● **EXERCISE BRIEF**: Reproduce the material in full, unchanged.

# SUPPLIED INFORMATION start

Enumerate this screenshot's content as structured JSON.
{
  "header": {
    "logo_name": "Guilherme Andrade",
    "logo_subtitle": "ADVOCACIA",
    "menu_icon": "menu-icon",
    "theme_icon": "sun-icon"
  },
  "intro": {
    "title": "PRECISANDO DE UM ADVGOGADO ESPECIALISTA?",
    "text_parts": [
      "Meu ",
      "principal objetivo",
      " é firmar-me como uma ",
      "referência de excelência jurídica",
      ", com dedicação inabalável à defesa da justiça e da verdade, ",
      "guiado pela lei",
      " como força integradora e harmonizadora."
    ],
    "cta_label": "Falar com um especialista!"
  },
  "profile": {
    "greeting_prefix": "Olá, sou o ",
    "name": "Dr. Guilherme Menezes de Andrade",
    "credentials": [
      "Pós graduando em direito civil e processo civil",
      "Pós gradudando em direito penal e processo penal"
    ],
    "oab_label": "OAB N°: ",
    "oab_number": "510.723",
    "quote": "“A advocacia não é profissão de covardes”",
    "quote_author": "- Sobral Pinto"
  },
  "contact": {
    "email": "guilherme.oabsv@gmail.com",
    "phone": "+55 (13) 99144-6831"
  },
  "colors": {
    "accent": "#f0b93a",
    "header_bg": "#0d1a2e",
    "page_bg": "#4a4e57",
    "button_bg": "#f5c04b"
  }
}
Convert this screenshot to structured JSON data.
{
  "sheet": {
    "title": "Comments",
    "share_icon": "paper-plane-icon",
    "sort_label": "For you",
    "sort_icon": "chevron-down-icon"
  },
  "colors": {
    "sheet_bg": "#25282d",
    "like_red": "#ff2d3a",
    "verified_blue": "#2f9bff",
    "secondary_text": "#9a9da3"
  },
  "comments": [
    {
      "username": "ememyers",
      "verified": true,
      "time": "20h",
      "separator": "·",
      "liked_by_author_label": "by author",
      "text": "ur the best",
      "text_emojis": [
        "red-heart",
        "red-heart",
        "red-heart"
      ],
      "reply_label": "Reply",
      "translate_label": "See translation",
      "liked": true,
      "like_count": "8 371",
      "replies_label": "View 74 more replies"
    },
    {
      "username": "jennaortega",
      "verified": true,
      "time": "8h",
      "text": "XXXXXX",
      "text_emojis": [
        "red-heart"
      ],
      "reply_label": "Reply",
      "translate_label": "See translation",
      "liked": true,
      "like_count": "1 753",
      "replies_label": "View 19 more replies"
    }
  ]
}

# SUPPLIED INFORMATION end

● **EXERCISE SOLUTION**:
Enumerate this screenshot's content as structured JSON.
{
  "header": {
    "logo_name": "Guilherme Andrade",
    "logo_subtitle": "ADVOCACIA",
    "menu_icon": "menu-icon",
    "theme_icon": "sun-icon"
  },
  "intro": {
    "title": "PRECISANDO DE UM ADVGOGADO ESPECIALISTA?",
    "text_parts": [
      "Meu ",
      "principal objetivo",
      " é firmar-me como uma ",
      "referência de excelência jurídica",
      ", com dedicação inabalável à defesa da justiça e da verdade, ",
      "guiado pela lei",
      " como força integradora e harmonizadora."
    ],
    "cta_label": "Falar com um especialista!"
  },
  "profile": {
    "greeting_prefix": "Olá, sou o ",
    "name": "Dr. Guilherme Menezes de Andrade",
    "credentials": [
      "Pós graduando em direito civil e processo civil",
      "Pós gradudando em direito penal e processo penal"
    ],
    "oab_label": "OAB N°: ",
    "oab_number": "510.723",
    "quote": "“A advocacia não é profissão de covardes”",
    "quote_author": "- Sobral Pinto"
  },
  "contact": {
    "email": "guilherme.oabsv@gmail.com",
    "phone": "+55 (13) 99144-6831"
  },
  "colors": {
    "accent": "#f0b93a",
    "header_bg": "#0d1a2e",
    "page_bg": "#4a4e57",
    "button_bg": "#f5c04b"
  }
}
Convert this screenshot to structured JSON data.
{
  "sheet": {
    "title": "Comments",
    "share_icon": "paper-plane-icon",
    "sort_label": "For you",
    "sort_icon": "chevron-down-icon"
  },
  "colors": {
    "sheet_bg": "#25282d",
    "like_red": "#ff2d3a",
    "verified_blue": "#2f9bff",
    "secondary_text": "#9a9da3"
  },
  "comments": [
    {
      "username": "ememyers",
      "verified": true,
      "time": "20h",
      "separator": "·",
      "liked_by_author_label": "by author",
      "text": "ur the best",
      "text_emojis": [
        "red-heart",
        "red-heart",
        "red-heart"
      ],
      "reply_label": "Reply",
      "translate_label": "See translation",
      "liked": true,
      "like_count": "8 371",
      "replies_label": "View 74 more replies"
    },
    {
      "username": "jennaortega",
      "verified": true,
      "time": "8h",
      "text": "XXXXXX",
      "text_emojis": [
        "red-heart"
      ],
      "reply_label": "Reply",
      "translate_label": "See translation",
      "liked": true,
      "like_count": "1 753",
      "replies_label": "View 19 more replies"
    }
  ]
}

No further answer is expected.